►

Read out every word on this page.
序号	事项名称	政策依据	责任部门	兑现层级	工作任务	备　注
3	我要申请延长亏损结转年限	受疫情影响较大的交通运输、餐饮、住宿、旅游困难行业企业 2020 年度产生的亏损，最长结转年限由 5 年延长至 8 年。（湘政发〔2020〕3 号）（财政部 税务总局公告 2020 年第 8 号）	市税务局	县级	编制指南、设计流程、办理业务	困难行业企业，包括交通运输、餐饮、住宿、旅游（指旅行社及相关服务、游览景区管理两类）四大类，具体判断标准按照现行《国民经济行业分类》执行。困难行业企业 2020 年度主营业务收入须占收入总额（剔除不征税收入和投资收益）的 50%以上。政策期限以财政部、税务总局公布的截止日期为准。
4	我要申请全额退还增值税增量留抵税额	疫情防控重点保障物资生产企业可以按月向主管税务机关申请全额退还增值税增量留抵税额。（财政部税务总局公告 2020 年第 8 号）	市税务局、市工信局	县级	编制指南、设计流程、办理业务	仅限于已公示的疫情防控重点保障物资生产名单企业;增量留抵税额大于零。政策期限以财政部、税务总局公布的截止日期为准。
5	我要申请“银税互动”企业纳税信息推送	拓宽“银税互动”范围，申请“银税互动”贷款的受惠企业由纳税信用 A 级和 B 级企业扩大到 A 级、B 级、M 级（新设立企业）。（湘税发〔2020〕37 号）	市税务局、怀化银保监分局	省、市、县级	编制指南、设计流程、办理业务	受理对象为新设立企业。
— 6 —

◄

Prompt ▸ Scan the records above, count the lines with "政策期限以财政部" in them, and give only the number.

Written answer ▸ 2